──────── Input ────────
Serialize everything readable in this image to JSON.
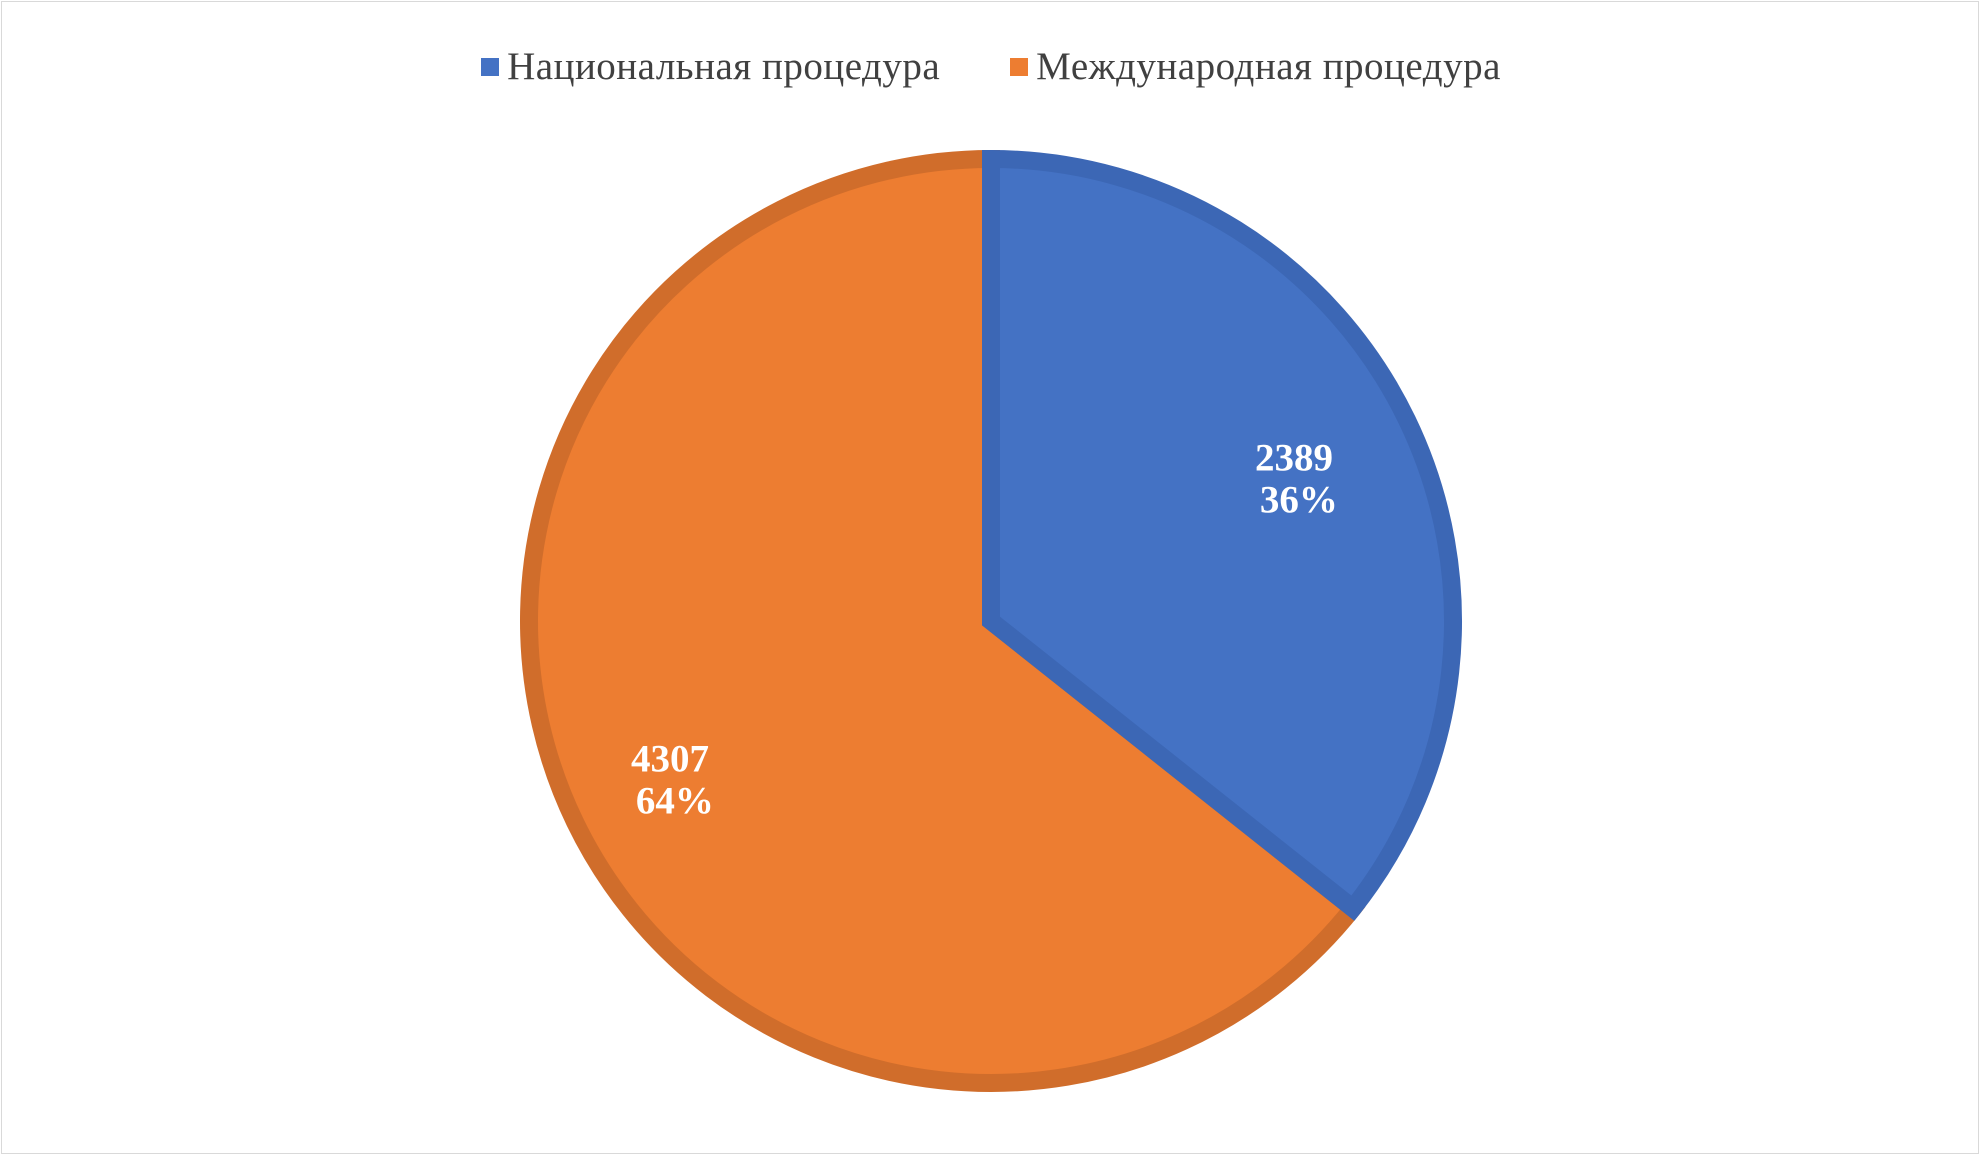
{
  "chart_data": {
    "type": "pie",
    "categories": [
      "Национальная процедура",
      "Международная процедура"
    ],
    "values": [
      2389,
      4307
    ],
    "percent_labels": [
      "36%",
      "64%"
    ],
    "value_labels": [
      "2389",
      "4307"
    ],
    "colors": [
      "#4472c4",
      "#ed7d31"
    ],
    "border_colors": [
      "#3c67b5",
      "#d06d2b"
    ],
    "start_angle_deg": 0,
    "direction": "clockwise",
    "legend_position": "top",
    "title": ""
  }
}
────────
## Written request
Output an exact copy of the material, with the pictures removed.

## Solution to the exercise
Serialize everything readable in this image to JSON.
{
  "chart_data": {
    "type": "pie",
    "categories": [
      "Национальная процедура",
      "Международная процедура"
    ],
    "values": [
      2389,
      4307
    ],
    "percent_labels": [
      "36%",
      "64%"
    ],
    "value_labels": [
      "2389",
      "4307"
    ],
    "colors": [
      "#4472c4",
      "#ed7d31"
    ],
    "border_colors": [
      "#3c67b5",
      "#d06d2b"
    ],
    "start_angle_deg": 0,
    "direction": "clockwise",
    "legend_position": "top",
    "title": ""
  }
}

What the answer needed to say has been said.